## WRITTEN TASKS:
A. Answer these questions from the text on Dennis Severs House:
(i) In what year did Dennis Severs make his home in the house on Folgate Street?
(ii) What year does the house date back to?
(iii) What family do the rooms depict?
B. From the text on Dennis Severs House, return everything from "The house itself" down to "of former centuries.".

## EXTRACTED TEXT:
— START —
PIN Dennis Severs House

Performance Art from the 18th & 19th Centuries

Dennis Severs was a Californian born in post-war 1948 who made his home in a dilapidated house in Folgate Street in 1979 where the City ends and the East End begins. This area, which adjoins Spitalfields Market, was quite run down then compared to its present day up market appeal and numerous artists began to infiltrate the area setting up a variety of bohemian ‘hang-outs’.

The house itself is on the south side of Folgate Street, and dates back to 1724. It is one of many terraced of houses beloved of ‘turn-of-the-century’ Britain and is built from quite eye catching brown brick with red brick dressings and stands over four storeys high with a basement.

Dennis Severs` House in Folgate Street is a still-life drama created by the previous owner as an historical imagination of what life would have been like inside for a family of Huguenot silk weavers. It is part time capsule; part social study from 1979 to 1999 was lived in by the owner who gradually recreated the rooms as living period portraits in the style of former centuries.

The rooms depict the lives of a family of Huguenot silk-weavers from 1724 to the dawn of the 20th Century and has been described as both intimate and breathtaking. Visitors can follow the family’s fortunes through ascending generations, and the attendant sights, smells and sounds of the house take you further into their lives.
— END —
## GIVEN RECORDS:
— START —
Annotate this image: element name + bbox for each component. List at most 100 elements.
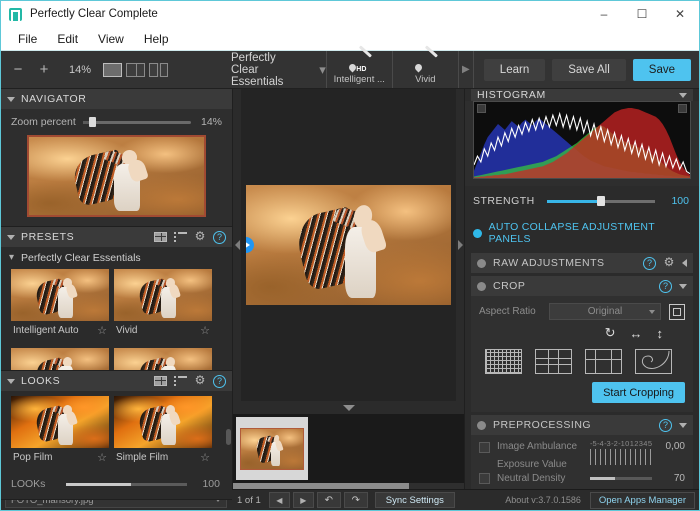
preset-thumbnail[interactable] [11, 269, 109, 321]
grid-fine-icon[interactable] [485, 349, 522, 374]
look-item[interactable]: Simple Film ☆ [114, 396, 212, 470]
triangle-down-icon[interactable] [679, 92, 687, 98]
save-all-button[interactable]: Save All [552, 58, 626, 81]
main-photo[interactable] [246, 185, 451, 305]
raw-adjustments-header[interactable]: RAW ADJUSTMENTS ? ⚙ [471, 253, 693, 273]
preset-thumbnail[interactable] [11, 348, 109, 370]
strength-slider[interactable] [547, 196, 655, 206]
help-icon[interactable]: ? [659, 418, 672, 432]
checkbox-icon[interactable] [479, 442, 490, 453]
preset-item-partial[interactable] [11, 348, 109, 370]
triangle-left-icon[interactable] [682, 259, 687, 267]
menu-help[interactable]: Help [135, 29, 178, 49]
learn-button[interactable]: Learn [483, 58, 546, 81]
neutral-density-slider[interactable] [590, 477, 652, 480]
grid-view-icon[interactable] [154, 232, 167, 242]
aspect-ratio-select[interactable]: Original [549, 303, 661, 320]
navigator-header[interactable]: NAVIGATOR [1, 89, 232, 109]
presets-group-row[interactable]: ▾ Perfectly Clear Essentials [1, 247, 232, 269]
collapse-left-panel-handle[interactable] [233, 89, 241, 401]
golden-spiral-icon[interactable] [635, 349, 672, 374]
save-button[interactable]: Save [632, 58, 691, 81]
looks-header[interactable]: LOOKS ⚙ ? [1, 371, 232, 391]
histogram-chart[interactable] [473, 101, 691, 179]
preset-item-partial[interactable] [114, 348, 212, 370]
star-outline-icon[interactable]: ☆ [97, 324, 107, 337]
zoom-percent-slider[interactable] [82, 117, 191, 127]
help-icon[interactable]: ? [659, 279, 672, 293]
zoom-out-icon[interactable]: − [9, 61, 27, 79]
menu-edit[interactable]: Edit [48, 29, 87, 49]
help-icon[interactable]: ? [213, 374, 226, 388]
star-outline-icon[interactable]: ☆ [200, 451, 210, 464]
sync-settings-button[interactable]: Sync Settings [374, 492, 455, 508]
triangle-down-icon[interactable] [7, 234, 15, 240]
image-canvas[interactable] [233, 89, 464, 401]
looks-scrollbar[interactable] [226, 429, 231, 445]
menu-view[interactable]: View [89, 29, 133, 49]
look-thumbnail[interactable] [114, 396, 212, 448]
list-view-icon[interactable] [174, 232, 187, 242]
dual-view-icon[interactable] [149, 62, 168, 77]
preset-item[interactable]: Vivid ☆ [114, 269, 212, 343]
star-outline-icon[interactable]: ☆ [97, 451, 107, 464]
filmstrip-scrollbar[interactable] [233, 483, 464, 489]
prev-image-button[interactable]: ◀ [268, 492, 290, 508]
filmstrip-item[interactable] [236, 417, 308, 480]
presets-header[interactable]: PRESETS ⚙ ? [1, 227, 232, 247]
help-icon[interactable]: ? [213, 230, 226, 244]
shadow-clip-toggle[interactable] [477, 104, 486, 113]
collapse-right-panel-handle[interactable] [456, 89, 464, 401]
single-view-icon[interactable] [103, 62, 122, 77]
auto-collapse-toggle[interactable]: AUTO COLLAPSE ADJUSTMENT PANELS [465, 216, 699, 253]
minimize-button[interactable]: – [585, 1, 623, 27]
maximize-button[interactable]: ☐ [623, 1, 661, 27]
preprocessing-header[interactable]: PREPROCESSING ? [471, 415, 693, 435]
filmstrip-toggle[interactable] [233, 401, 464, 414]
preset-thumbnail[interactable] [114, 348, 212, 370]
gear-icon[interactable]: ⚙ [194, 230, 206, 243]
look-thumbnail[interactable] [11, 396, 109, 448]
triangle-down-icon[interactable] [679, 422, 687, 428]
crop-header[interactable]: CROP ? [471, 276, 693, 296]
exposure-value-ruler[interactable]: -5 -4 -3 -2 -1 0 1 2 3 4 5 [590, 439, 652, 467]
list-view-icon[interactable] [174, 376, 187, 386]
star-outline-icon[interactable]: ☆ [200, 324, 210, 337]
checkbox-icon[interactable] [479, 473, 490, 484]
histogram-header[interactable]: HISTOGRAM [471, 89, 693, 101]
next-image-button[interactable]: ▶ [292, 492, 314, 508]
close-button[interactable]: ✕ [661, 1, 699, 27]
looks-slider[interactable] [66, 482, 187, 486]
gear-icon[interactable]: ⚙ [663, 256, 675, 269]
triangle-down-icon[interactable] [7, 378, 15, 384]
redo-button[interactable]: ↷ [343, 492, 368, 508]
toolbar-preset-vivid[interactable]: Vivid [393, 44, 459, 88]
chevron-right-icon[interactable]: ▶ [459, 51, 473, 88]
grid-thirds-icon[interactable] [535, 349, 572, 374]
rotate-icon[interactable]: ↻ [605, 325, 616, 341]
split-view-icon[interactable] [126, 62, 145, 77]
start-cropping-button[interactable]: Start Cropping [592, 382, 685, 403]
crop-icon[interactable] [669, 303, 685, 320]
open-apps-manager-button[interactable]: Open Apps Manager [589, 491, 695, 509]
undo-button[interactable]: ↶ [316, 492, 341, 508]
gear-icon[interactable]: ⚙ [194, 374, 206, 387]
chevron-down-icon[interactable]: ▾ [9, 253, 14, 263]
navigator-thumbnail[interactable] [27, 135, 206, 217]
triangle-down-icon[interactable] [7, 96, 15, 102]
toolbar-preset-selector[interactable]: Perfectly Clear Essentials ▾ [231, 51, 326, 88]
grid-view-icon[interactable] [154, 376, 167, 386]
chevron-down-icon[interactable]: ▾ [319, 62, 326, 78]
toolbar-preset-intelligent[interactable]: HD Intelligent ... [327, 44, 393, 88]
triangle-down-icon[interactable] [679, 283, 687, 289]
look-item[interactable]: Pop Film ☆ [11, 396, 109, 470]
preset-thumbnail[interactable] [114, 269, 212, 321]
grid-quad-icon[interactable] [585, 349, 622, 374]
flip-horizontal-icon[interactable]: ↔ [630, 326, 643, 341]
help-icon[interactable]: ? [643, 256, 656, 270]
highlight-clip-toggle[interactable] [678, 104, 687, 113]
zoom-in-icon[interactable]: + [35, 61, 53, 79]
preset-item[interactable]: Intelligent Auto ☆ [11, 269, 109, 343]
flip-vertical-icon[interactable]: ↕ [657, 326, 664, 341]
menu-file[interactable]: File [9, 29, 46, 49]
— END —
## THE ANSWERS:
A.
(i) 1979
(ii) 1724
(iii) A family of Huguenot silk weavers

B.
The house itself is on the south side of Folgate Street, and dates back to 1724. It is one of many terraced of houses beloved of ‘turn-of-the-century’ Britain and is built from quite eye catching brown brick with red brick dressings and stands over four storeys high with a basement.

Dennis Severs` House in Folgate Street is a still-life drama created by the previous owner as an historical imagination of what life would have been like inside for a family of Huguenot silk weavers. It is part time capsule; part social study from 1979 to 1999 was lived in by the owner who gradually recreated the rooms as living period portraits in the style of former centuries.